BEGIN SUPPLIED MATERIAL

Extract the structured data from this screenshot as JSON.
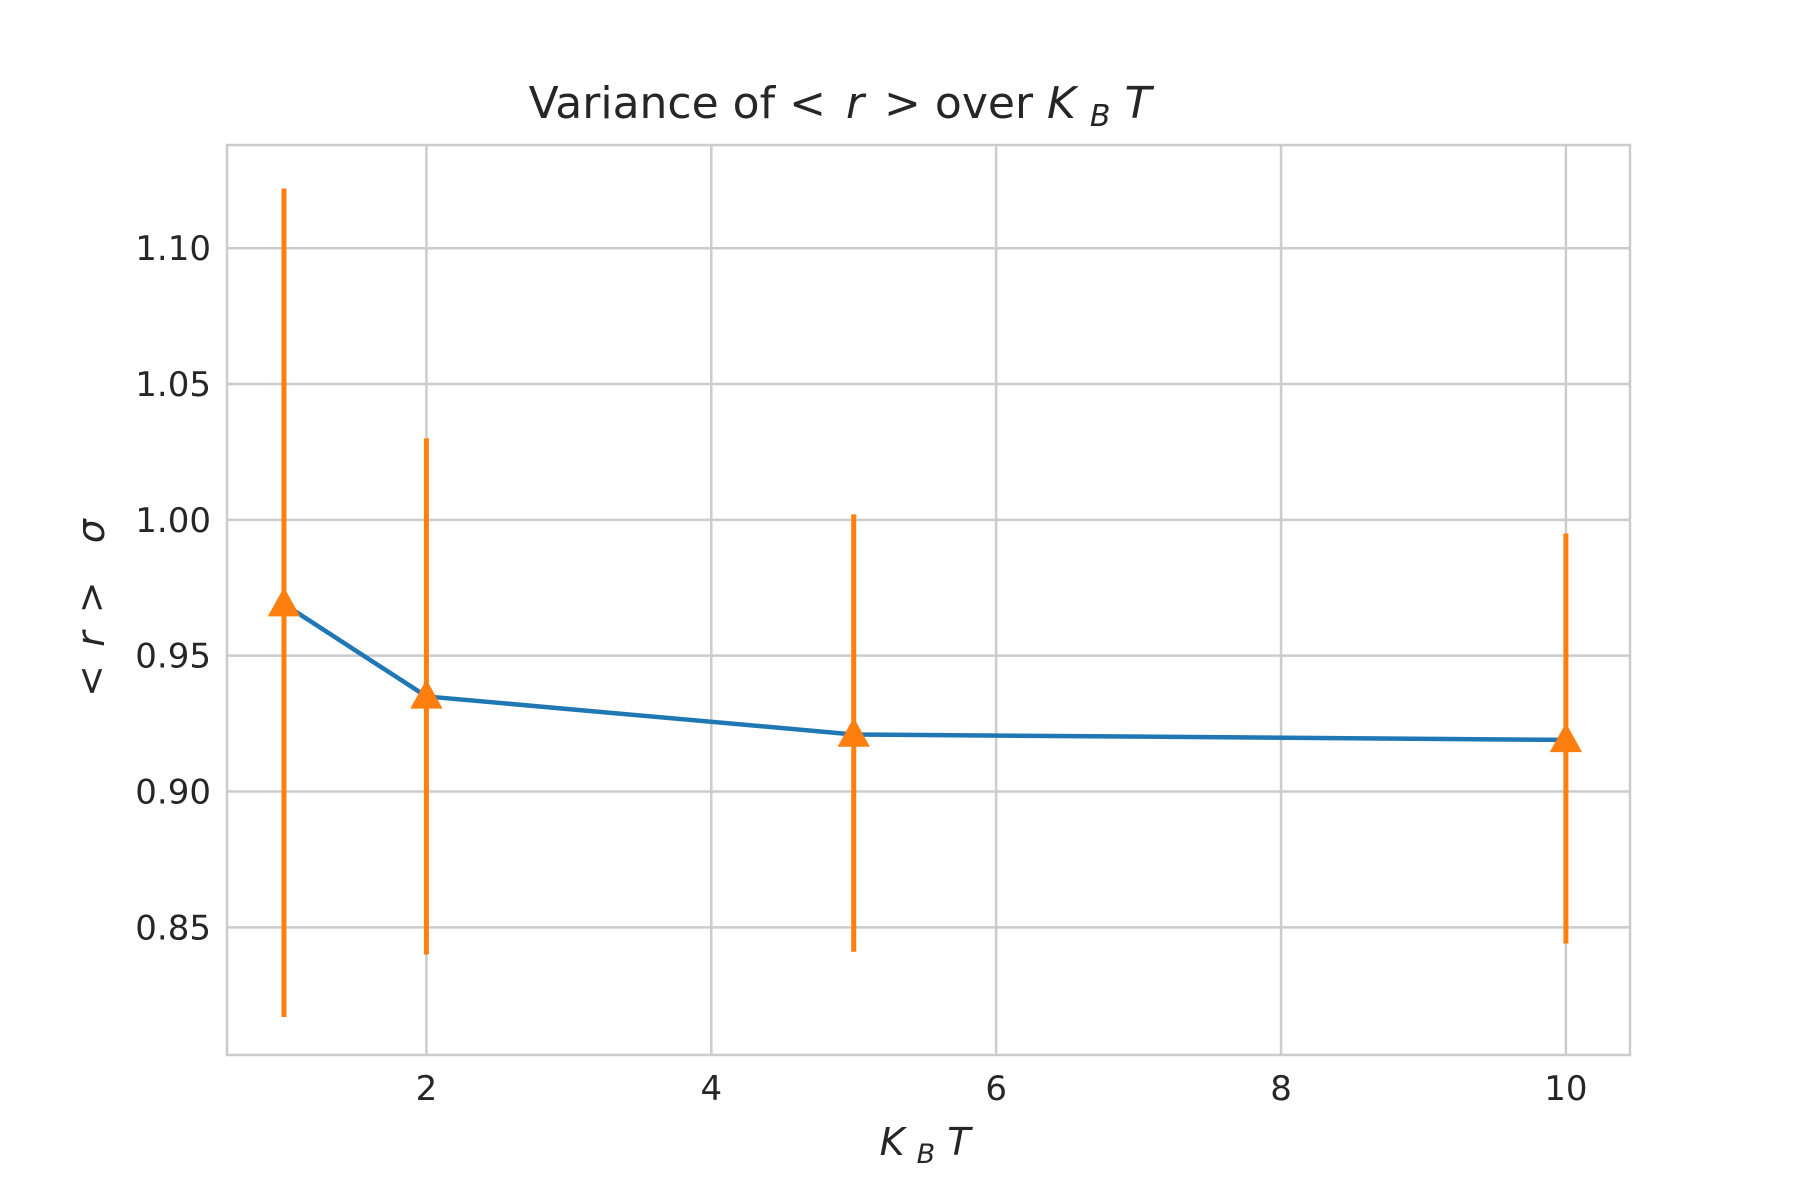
{
  "chart_data": {
    "type": "line",
    "title": {
      "prefix": "Variance of ",
      "math_lt": "<",
      "math_r": "r",
      "math_gt": ">",
      "middle": " over ",
      "math_K": "K",
      "math_sub": "B",
      "math_T": "T"
    },
    "xlabel": {
      "K": "K",
      "sub": "B",
      "T": "T"
    },
    "ylabel": {
      "lt": "<",
      "r": "r",
      "gt": ">",
      "sigma": "σ"
    },
    "x_ticks": [
      "2",
      "4",
      "6",
      "8",
      "10"
    ],
    "y_ticks": [
      "0.85",
      "0.90",
      "0.95",
      "1.00",
      "1.05",
      "1.10"
    ],
    "xlim": [
      0.6,
      10.45
    ],
    "ylim": [
      0.803,
      1.138
    ],
    "grid": true,
    "series": [
      {
        "x": [
          1,
          2,
          5,
          10
        ],
        "y": [
          0.969,
          0.935,
          0.921,
          0.919
        ],
        "yerr_low": [
          0.817,
          0.84,
          0.841,
          0.844
        ],
        "yerr_high": [
          1.122,
          1.03,
          1.002,
          0.995
        ],
        "line_color": "#1f77b4",
        "marker_color": "#ff7f0e",
        "marker": "triangle"
      }
    ]
  }
}
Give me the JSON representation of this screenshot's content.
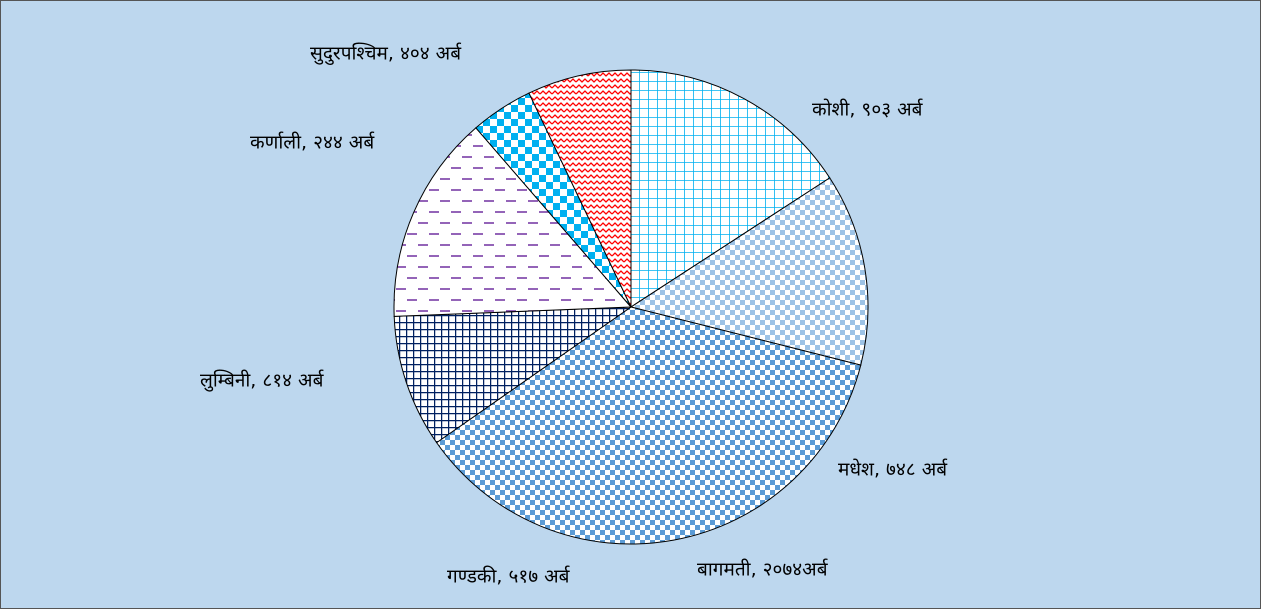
{
  "chart_data": {
    "type": "pie",
    "values": [
      903,
      748,
      2074,
      517,
      814,
      244,
      404
    ],
    "value_labels": [
      "कोशी, ९०३ अर्ब",
      "मधेश, ७४८ अर्ब",
      "बागमती, २०७४अर्ब",
      "गण्डकी, ५१७ अर्ब",
      "लुम्बिनी, ८१४ अर्ब",
      "कर्णाली, २४४ अर्ब",
      "सुदुरपश्चिम, ४०४ अर्ब"
    ],
    "colors": [
      "#00b0f0",
      "#9dc3e6",
      "#5b9bd5",
      "#002060",
      "#7030a0",
      "#00b0f0",
      "#ff0000"
    ]
  }
}
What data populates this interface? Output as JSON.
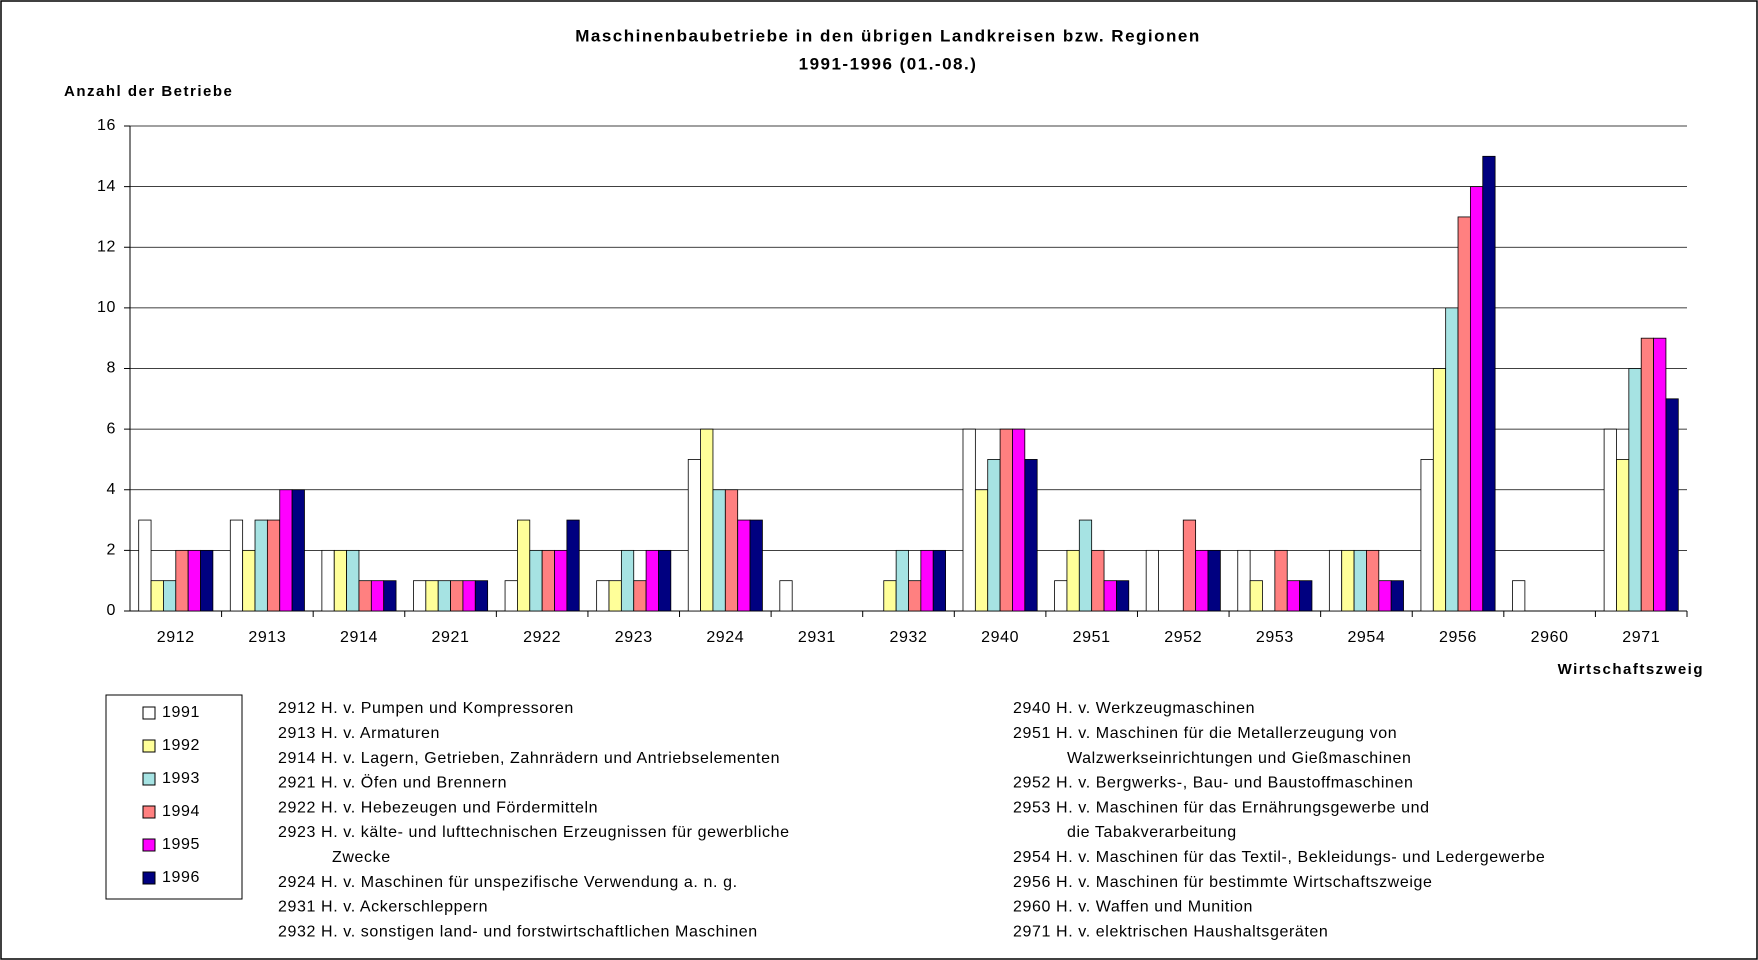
{
  "chart_data": {
    "type": "bar",
    "title": [
      "Maschinenbaubetriebe in den übrigen Landkreisen bzw. Regionen",
      "1991-1996 (01.-08.)"
    ],
    "y_label": "Anzahl der Betriebe",
    "x_label": "Wirtschaftszweig",
    "categories": [
      "2912",
      "2913",
      "2914",
      "2921",
      "2922",
      "2923",
      "2924",
      "2931",
      "2932",
      "2940",
      "2951",
      "2952",
      "2953",
      "2954",
      "2956",
      "2960",
      "2971"
    ],
    "series": [
      {
        "name": "1991",
        "color": "#ffffff",
        "values": [
          3,
          3,
          2,
          1,
          1,
          1,
          5,
          1,
          0,
          6,
          1,
          2,
          2,
          2,
          5,
          1,
          6
        ]
      },
      {
        "name": "1992",
        "color": "#ffff99",
        "values": [
          1,
          2,
          2,
          1,
          3,
          1,
          6,
          0,
          1,
          4,
          2,
          0,
          1,
          2,
          8,
          0,
          5
        ]
      },
      {
        "name": "1993",
        "color": "#a6e3e3",
        "values": [
          1,
          3,
          2,
          1,
          2,
          2,
          4,
          0,
          2,
          5,
          3,
          0,
          0,
          2,
          10,
          0,
          8
        ]
      },
      {
        "name": "1994",
        "color": "#ff8080",
        "values": [
          2,
          3,
          1,
          1,
          2,
          1,
          4,
          0,
          1,
          6,
          2,
          3,
          2,
          2,
          13,
          0,
          9
        ]
      },
      {
        "name": "1995",
        "color": "#ff00ff",
        "values": [
          2,
          4,
          1,
          1,
          2,
          2,
          3,
          0,
          2,
          6,
          1,
          2,
          1,
          1,
          14,
          0,
          9
        ]
      },
      {
        "name": "1996",
        "color": "#000080",
        "values": [
          2,
          4,
          1,
          1,
          3,
          2,
          3,
          0,
          2,
          5,
          1,
          2,
          1,
          1,
          15,
          0,
          7
        ]
      }
    ],
    "ylim": [
      0,
      16
    ],
    "yticks": [
      0,
      2,
      4,
      6,
      8,
      10,
      12,
      14,
      16
    ],
    "grid": true,
    "notes": {
      "left": [
        [
          "2912 H. v. Pumpen und Kompressoren"
        ],
        [
          "2913 H. v. Armaturen"
        ],
        [
          "2914 H. v. Lagern, Getrieben, Zahnrädern und Antriebselementen"
        ],
        [
          "2921 H. v. Öfen und Brennern"
        ],
        [
          "2922 H. v. Hebezeugen und Fördermitteln"
        ],
        [
          "2923 H. v. kälte- und lufttechnischen Erzeugnissen für gewerbliche",
          "Zwecke"
        ],
        [
          "2924 H. v. Maschinen für unspezifische Verwendung a. n. g."
        ],
        [
          "2931 H. v. Ackerschleppern"
        ],
        [
          "2932 H. v. sonstigen land- und forstwirtschaftlichen Maschinen"
        ]
      ],
      "right": [
        [
          "2940 H. v. Werkzeugmaschinen"
        ],
        [
          "2951 H. v. Maschinen für die Metallerzeugung von",
          "Walzwerkseinrichtungen und Gießmaschinen"
        ],
        [
          "2952 H. v. Bergwerks-, Bau- und Baustoffmaschinen"
        ],
        [
          "2953 H. v. Maschinen für das Ernährungsgewerbe und",
          "die Tabakverarbeitung"
        ],
        [
          "2954 H. v. Maschinen für das Textil-, Bekleidungs- und Ledergewerbe"
        ],
        [
          "2956 H. v. Maschinen für bestimmte Wirtschaftszweige"
        ],
        [
          "2960 H. v. Waffen und Munition"
        ],
        [
          "2971 H. v. elektrischen Haushaltsgeräten"
        ]
      ]
    }
  }
}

END SUPPLIED MATERIAL

**WORK REQUIRED**
Return only the count of lines in the records that hold the word "screenshot".

**ANSWER FOR THIS EXERCISE**
2